REQUIRED ACTIONS
A – Write out the model car build notes between "1998 #12 Jeremy" and "it on Twitter!", inclusive.
B – Decide whether each statement agrees with the model car build notes, answering yes or no and quoting the deciding words: (i) The decals for the 1969 #98 car were meant for a black hood. (ii) The 1998 #12 car was the first #12 built. (iii) The decals for the 1992 #1 car came from a single sheet.

══ DOCUMENT SECTION ══

1969 #98 LeeRoy Yarbrough. I built this one now because the box got wet and moldy and I lost a place to store it, so I figured, might as well build it. Unfortunately I painted the hood black before I realized that the decals were specifically for the white hood version. I later determined that the car ran white hoods in 1969 and black hoods in 1970. If I can locate another hood, I will paint it up and transfer this black one to another car. It's only the second Mercury race car I've ever built.
1998 #12 Jeremy Mayfield. A car I have great memories of, and one I've always wanted to build. Finally, I did, although the Pegasus on the side is way too large and shattered on me badly. As a bonus, it's the first #12 I've built, surprisingly, as that's a popular number with a lot of different decals available.
1992 #1 Rick Mast. This one is, by far, my favorite build of the year. I have been trying to build this car since 2005. This is the third different body I've started trying to do it. I had to combine decals from 6 different sheets to build it since there was never a sheet made for it, specifically. I also had to polish it...a lot of work went into this build. Rick himself commented on it on Twitter!

═══
══ ENTRIES SHOWN ══

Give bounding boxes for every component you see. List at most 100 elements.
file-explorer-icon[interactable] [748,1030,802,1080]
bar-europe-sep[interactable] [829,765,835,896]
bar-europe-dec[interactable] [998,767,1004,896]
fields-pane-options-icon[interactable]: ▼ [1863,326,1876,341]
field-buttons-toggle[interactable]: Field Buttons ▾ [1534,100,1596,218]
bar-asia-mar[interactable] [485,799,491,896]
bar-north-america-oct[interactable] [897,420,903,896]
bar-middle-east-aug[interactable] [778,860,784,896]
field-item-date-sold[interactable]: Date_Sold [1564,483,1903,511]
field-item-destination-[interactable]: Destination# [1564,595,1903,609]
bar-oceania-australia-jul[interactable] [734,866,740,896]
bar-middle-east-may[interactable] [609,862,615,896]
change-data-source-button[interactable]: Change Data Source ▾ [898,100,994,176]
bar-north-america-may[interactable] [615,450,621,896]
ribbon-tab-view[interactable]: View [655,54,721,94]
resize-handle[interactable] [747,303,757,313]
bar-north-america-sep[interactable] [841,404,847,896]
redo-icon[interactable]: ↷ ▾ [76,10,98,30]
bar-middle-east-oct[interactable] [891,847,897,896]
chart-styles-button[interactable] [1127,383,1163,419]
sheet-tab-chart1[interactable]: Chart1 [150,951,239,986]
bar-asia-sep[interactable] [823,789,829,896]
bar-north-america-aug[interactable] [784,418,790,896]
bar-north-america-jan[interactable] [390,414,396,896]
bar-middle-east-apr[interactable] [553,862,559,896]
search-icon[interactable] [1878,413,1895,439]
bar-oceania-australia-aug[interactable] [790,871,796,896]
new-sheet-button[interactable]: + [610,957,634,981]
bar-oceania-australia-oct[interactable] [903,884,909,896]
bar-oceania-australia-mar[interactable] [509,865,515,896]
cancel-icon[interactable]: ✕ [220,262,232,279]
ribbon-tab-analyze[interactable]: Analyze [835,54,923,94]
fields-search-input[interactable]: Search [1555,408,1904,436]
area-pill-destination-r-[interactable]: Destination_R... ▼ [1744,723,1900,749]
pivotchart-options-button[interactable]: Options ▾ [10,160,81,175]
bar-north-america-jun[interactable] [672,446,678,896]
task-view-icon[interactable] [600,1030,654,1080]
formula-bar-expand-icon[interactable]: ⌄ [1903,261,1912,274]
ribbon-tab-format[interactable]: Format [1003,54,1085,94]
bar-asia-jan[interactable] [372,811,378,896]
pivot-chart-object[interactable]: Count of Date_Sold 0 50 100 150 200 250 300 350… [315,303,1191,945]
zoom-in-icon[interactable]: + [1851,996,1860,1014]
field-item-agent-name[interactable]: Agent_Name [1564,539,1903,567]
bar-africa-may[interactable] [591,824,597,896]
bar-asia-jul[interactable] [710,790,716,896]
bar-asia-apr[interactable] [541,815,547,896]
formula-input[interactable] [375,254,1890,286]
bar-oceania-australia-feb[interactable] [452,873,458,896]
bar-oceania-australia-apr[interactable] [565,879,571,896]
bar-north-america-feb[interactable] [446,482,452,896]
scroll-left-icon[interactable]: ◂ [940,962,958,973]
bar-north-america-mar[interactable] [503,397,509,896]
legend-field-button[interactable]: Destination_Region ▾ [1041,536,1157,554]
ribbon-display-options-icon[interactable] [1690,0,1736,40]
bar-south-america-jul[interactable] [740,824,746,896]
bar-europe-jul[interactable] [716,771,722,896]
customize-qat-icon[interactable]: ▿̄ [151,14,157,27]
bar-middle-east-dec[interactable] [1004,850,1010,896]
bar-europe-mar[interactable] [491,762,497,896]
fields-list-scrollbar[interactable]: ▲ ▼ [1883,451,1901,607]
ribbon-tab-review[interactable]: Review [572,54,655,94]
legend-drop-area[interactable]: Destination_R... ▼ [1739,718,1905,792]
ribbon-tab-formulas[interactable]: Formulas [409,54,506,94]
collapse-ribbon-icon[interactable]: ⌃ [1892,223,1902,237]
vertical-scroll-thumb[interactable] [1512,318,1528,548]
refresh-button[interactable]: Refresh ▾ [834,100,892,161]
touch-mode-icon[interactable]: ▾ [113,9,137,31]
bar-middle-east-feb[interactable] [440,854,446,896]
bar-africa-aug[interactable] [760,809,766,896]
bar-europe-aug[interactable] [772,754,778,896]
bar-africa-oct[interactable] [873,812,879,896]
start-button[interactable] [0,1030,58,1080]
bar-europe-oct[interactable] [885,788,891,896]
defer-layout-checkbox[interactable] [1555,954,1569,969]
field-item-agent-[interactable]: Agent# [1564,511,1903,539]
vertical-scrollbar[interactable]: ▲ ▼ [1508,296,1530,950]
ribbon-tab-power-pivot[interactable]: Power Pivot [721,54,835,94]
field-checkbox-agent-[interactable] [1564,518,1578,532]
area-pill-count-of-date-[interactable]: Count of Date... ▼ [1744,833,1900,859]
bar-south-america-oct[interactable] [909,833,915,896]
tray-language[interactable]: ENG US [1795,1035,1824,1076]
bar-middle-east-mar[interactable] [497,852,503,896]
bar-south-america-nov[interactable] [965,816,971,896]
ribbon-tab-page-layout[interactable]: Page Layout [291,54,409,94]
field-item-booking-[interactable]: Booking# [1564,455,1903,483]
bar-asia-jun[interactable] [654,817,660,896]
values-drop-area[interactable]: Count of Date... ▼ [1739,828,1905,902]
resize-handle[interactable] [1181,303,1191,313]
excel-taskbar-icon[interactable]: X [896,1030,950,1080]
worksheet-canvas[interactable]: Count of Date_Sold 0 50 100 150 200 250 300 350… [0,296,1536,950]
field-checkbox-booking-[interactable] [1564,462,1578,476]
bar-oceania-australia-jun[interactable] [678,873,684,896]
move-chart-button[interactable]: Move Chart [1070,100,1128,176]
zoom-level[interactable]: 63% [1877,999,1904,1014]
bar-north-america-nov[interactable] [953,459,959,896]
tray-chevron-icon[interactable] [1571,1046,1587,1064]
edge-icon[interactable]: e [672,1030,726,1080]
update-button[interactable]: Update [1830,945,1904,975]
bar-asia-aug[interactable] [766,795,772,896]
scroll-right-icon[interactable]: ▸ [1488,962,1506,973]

═══

SOLUTIONS
A –
1998 #12 Jeremy Mayfield. A car I have great memories of, and one I've always wanted to build. Finally, I did, although the Pegasus on the side is way too large and shattered on me badly. As a bonus, it's the first #12 I've built, surprisingly, as that's a popular number with a lot of different decals available.
1992 #1 Rick Mast. This one is, by far, my favorite build of the year. I have been trying to build this car since 2005. This is the third different body I've started trying to do it. I had to combine decals from 6 different sheets to build it since there was never a sheet made for it, specifically. I also had to polish it...a lot of work went into this build. Rick himself commented on it on Twitter!

B –
(i) No: "I realized that the decals were specifically for the white hood version."
(ii) Yes: "it's the first #12 I've built"
(iii) No: "I had to combine decals from 6 different sheets to build it"